■ **Aim of the task**:
Pull every "domestic" line out of the data below.

Source records
----------------------------------------
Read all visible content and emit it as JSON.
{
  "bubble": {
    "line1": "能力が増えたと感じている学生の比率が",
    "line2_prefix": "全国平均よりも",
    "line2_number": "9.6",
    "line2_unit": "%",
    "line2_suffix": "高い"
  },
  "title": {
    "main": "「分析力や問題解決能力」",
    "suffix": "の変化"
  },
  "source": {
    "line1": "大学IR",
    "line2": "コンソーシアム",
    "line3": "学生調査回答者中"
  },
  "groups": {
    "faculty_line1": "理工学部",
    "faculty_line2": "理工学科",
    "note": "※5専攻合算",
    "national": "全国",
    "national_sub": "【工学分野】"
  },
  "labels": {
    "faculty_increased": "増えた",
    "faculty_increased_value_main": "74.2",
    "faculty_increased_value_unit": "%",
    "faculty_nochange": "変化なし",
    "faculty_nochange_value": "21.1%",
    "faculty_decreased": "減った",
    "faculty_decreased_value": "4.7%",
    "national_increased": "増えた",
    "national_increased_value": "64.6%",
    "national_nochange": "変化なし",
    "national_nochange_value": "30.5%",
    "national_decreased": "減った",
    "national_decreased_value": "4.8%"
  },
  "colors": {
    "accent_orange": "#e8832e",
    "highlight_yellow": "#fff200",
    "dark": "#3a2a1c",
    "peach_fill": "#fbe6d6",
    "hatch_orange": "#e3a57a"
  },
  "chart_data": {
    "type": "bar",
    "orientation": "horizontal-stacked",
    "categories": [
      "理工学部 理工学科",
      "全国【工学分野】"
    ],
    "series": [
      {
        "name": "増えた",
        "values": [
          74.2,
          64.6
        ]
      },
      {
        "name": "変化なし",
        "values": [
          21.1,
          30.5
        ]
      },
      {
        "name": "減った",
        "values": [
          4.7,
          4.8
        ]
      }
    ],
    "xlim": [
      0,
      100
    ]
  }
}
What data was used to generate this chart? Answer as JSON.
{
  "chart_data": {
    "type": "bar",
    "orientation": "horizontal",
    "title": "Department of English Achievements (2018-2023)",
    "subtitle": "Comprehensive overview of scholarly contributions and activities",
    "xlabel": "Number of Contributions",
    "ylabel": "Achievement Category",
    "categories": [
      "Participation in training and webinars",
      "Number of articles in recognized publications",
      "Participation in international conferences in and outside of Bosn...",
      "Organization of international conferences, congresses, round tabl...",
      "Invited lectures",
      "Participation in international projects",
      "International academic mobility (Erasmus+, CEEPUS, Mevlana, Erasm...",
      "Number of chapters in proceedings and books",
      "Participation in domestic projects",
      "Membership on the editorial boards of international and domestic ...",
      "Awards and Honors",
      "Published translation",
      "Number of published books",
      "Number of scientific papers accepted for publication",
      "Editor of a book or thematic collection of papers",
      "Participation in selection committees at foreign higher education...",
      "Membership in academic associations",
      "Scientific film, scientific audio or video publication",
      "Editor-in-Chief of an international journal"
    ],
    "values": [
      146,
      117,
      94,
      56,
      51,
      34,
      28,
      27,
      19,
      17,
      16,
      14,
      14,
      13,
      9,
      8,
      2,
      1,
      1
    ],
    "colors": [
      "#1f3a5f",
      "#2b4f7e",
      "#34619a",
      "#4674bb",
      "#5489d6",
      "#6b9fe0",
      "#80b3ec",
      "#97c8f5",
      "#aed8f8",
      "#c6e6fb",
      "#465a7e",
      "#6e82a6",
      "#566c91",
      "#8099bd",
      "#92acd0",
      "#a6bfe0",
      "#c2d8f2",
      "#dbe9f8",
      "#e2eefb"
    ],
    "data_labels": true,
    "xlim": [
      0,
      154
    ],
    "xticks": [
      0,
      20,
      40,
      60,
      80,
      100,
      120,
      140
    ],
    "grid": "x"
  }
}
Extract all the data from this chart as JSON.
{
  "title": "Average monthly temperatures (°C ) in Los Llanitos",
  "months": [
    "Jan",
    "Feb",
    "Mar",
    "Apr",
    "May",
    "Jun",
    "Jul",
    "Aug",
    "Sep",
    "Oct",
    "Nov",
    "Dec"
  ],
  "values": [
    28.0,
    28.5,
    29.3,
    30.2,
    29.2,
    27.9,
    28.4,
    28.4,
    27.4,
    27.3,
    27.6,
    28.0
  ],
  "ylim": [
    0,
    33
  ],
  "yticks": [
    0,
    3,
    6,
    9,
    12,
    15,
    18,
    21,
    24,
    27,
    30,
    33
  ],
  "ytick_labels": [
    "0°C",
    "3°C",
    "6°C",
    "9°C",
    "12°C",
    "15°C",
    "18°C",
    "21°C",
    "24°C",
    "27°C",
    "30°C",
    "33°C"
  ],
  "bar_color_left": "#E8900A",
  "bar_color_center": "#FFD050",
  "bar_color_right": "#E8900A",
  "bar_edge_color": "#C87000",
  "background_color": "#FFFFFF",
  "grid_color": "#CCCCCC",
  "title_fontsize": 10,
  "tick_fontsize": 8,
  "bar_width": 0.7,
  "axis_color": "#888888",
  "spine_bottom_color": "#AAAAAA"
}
----------------------------------------
■ **Completed task**:
      "Participation in domestic projects",
      "Membership on the editorial boards of international and domestic ...",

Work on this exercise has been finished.